● PROMPT:
Each entry below must be repeated word for word.

● INPUT RECORDS:
++++++++
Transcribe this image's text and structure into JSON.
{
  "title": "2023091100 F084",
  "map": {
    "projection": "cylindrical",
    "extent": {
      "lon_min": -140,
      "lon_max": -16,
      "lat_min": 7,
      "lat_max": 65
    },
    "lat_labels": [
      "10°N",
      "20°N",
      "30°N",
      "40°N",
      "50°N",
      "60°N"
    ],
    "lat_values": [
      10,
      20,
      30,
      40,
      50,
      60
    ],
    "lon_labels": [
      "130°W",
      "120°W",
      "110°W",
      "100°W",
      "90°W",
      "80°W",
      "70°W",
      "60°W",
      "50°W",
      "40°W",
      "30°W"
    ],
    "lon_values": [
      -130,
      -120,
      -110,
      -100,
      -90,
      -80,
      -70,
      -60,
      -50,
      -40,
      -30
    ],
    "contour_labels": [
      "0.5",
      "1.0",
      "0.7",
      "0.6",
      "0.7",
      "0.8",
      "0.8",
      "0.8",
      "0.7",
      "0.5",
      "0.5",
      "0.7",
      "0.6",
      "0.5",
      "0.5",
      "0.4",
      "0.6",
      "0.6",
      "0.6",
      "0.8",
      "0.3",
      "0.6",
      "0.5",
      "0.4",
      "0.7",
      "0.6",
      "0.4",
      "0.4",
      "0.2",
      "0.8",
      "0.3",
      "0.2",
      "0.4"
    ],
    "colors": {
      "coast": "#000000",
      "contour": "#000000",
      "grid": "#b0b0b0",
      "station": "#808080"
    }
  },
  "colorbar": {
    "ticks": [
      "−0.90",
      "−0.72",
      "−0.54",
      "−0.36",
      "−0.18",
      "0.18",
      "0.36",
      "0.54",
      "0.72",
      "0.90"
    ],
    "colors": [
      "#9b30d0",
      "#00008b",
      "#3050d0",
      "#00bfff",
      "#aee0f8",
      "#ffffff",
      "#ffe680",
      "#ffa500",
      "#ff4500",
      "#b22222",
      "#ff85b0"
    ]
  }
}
++++++++
● REPLY TO THE EXERCISE:
Transcribe this image's text and structure into JSON.
{
  "title": "2023091100 F084",
  "map": {
    "projection": "cylindrical",
    "extent": {
      "lon_min": -140,
      "lon_max": -16,
      "lat_min": 7,
      "lat_max": 65
    },
    "lat_labels": [
      "10°N",
      "20°N",
      "30°N",
      "40°N",
      "50°N",
      "60°N"
    ],
    "lat_values": [
      10,
      20,
      30,
      40,
      50,
      60
    ],
    "lon_labels": [
      "130°W",
      "120°W",
      "110°W",
      "100°W",
      "90°W",
      "80°W",
      "70°W",
      "60°W",
      "50°W",
      "40°W",
      "30°W"
    ],
    "lon_values": [
      -130,
      -120,
      -110,
      -100,
      -90,
      -80,
      -70,
      -60,
      -50,
      -40,
      -30
    ],
    "contour_labels": [
      "0.5",
      "1.0",
      "0.7",
      "0.6",
      "0.7",
      "0.8",
      "0.8",
      "0.8",
      "0.7",
      "0.5",
      "0.5",
      "0.7",
      "0.6",
      "0.5",
      "0.5",
      "0.4",
      "0.6",
      "0.6",
      "0.6",
      "0.8",
      "0.3",
      "0.6",
      "0.5",
      "0.4",
      "0.7",
      "0.6",
      "0.4",
      "0.4",
      "0.2",
      "0.8",
      "0.3",
      "0.2",
      "0.4"
    ],
    "colors": {
      "coast": "#000000",
      "contour": "#000000",
      "grid": "#b0b0b0",
      "station": "#808080"
    }
  },
  "colorbar": {
    "ticks": [
      "−0.90",
      "−0.72",
      "−0.54",
      "−0.36",
      "−0.18",
      "0.18",
      "0.36",
      "0.54",
      "0.72",
      "0.90"
    ],
    "colors": [
      "#9b30d0",
      "#00008b",
      "#3050d0",
      "#00bfff",
      "#aee0f8",
      "#ffffff",
      "#ffe680",
      "#ffa500",
      "#ff4500",
      "#b22222",
      "#ff85b0"
    ]
  }
}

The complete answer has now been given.